Stored records:
------

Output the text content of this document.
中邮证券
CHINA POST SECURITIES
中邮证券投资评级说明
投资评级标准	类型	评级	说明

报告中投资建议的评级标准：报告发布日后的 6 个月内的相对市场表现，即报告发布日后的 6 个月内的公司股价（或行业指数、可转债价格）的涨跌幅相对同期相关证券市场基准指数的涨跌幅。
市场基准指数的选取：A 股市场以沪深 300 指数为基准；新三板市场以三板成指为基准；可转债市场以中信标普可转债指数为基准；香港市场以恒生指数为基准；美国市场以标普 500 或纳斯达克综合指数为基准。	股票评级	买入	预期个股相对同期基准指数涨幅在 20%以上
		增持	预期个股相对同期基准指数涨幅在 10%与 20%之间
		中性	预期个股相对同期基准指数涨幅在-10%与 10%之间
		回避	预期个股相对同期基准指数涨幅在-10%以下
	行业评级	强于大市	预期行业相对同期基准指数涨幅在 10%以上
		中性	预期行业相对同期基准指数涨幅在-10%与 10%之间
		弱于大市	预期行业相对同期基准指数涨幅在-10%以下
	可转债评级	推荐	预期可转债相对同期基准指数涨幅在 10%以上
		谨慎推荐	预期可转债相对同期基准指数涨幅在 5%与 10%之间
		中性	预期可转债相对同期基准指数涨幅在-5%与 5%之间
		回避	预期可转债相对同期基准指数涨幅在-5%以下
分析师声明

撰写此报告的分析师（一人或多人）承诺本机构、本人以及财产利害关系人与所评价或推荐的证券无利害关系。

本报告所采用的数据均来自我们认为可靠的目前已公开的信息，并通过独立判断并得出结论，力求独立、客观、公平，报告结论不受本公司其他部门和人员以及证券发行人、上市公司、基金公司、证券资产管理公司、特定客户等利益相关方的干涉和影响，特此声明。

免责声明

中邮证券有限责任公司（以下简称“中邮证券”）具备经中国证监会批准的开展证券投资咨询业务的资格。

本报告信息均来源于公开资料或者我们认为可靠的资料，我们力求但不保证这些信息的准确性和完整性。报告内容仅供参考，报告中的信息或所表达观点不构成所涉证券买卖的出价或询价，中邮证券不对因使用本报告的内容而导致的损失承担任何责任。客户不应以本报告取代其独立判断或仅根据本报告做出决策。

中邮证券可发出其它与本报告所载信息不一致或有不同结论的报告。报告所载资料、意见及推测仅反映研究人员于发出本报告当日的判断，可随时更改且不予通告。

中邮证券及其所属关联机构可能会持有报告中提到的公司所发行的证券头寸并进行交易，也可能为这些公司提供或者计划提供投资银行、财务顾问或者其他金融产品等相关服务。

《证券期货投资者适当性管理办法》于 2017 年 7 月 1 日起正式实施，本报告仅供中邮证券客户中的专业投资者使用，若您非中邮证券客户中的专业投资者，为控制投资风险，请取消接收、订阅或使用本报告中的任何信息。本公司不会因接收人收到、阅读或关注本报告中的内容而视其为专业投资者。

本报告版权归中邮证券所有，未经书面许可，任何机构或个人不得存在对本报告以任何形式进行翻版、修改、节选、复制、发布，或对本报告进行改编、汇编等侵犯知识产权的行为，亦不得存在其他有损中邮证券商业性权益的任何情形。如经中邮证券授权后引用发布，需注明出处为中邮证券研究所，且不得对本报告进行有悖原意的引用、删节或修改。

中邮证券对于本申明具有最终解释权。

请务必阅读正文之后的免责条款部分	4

------

> [Direction]: Count the lines of these entries that hold the string "预期可转债相对同期基准指数涨幅在", and give only that number.

> [Response]: 4